Dataset records
(begin)
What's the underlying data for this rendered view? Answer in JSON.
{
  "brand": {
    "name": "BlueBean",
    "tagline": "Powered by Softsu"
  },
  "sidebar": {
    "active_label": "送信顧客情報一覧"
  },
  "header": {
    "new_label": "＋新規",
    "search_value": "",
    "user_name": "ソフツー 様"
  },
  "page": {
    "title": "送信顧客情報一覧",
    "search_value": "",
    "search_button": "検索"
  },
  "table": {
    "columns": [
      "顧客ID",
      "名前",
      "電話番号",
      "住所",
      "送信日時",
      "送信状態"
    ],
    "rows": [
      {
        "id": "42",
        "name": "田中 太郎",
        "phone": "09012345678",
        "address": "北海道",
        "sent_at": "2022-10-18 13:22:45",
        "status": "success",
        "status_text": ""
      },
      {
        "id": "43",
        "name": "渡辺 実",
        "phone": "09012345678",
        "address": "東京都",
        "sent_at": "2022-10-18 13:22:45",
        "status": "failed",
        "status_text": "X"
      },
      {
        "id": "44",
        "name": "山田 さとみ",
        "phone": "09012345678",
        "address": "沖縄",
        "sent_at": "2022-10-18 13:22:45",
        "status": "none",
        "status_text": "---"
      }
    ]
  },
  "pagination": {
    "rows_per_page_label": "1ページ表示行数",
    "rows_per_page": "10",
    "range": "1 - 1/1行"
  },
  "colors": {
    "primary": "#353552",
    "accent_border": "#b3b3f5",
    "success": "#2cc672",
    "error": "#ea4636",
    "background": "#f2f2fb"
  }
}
(end)
- [TASK DETAILS]
Tally up the lines holding the string "送信顧客情報一覧" in this listing, and report the total alone.

- [WRITTEN RESPONSE]
2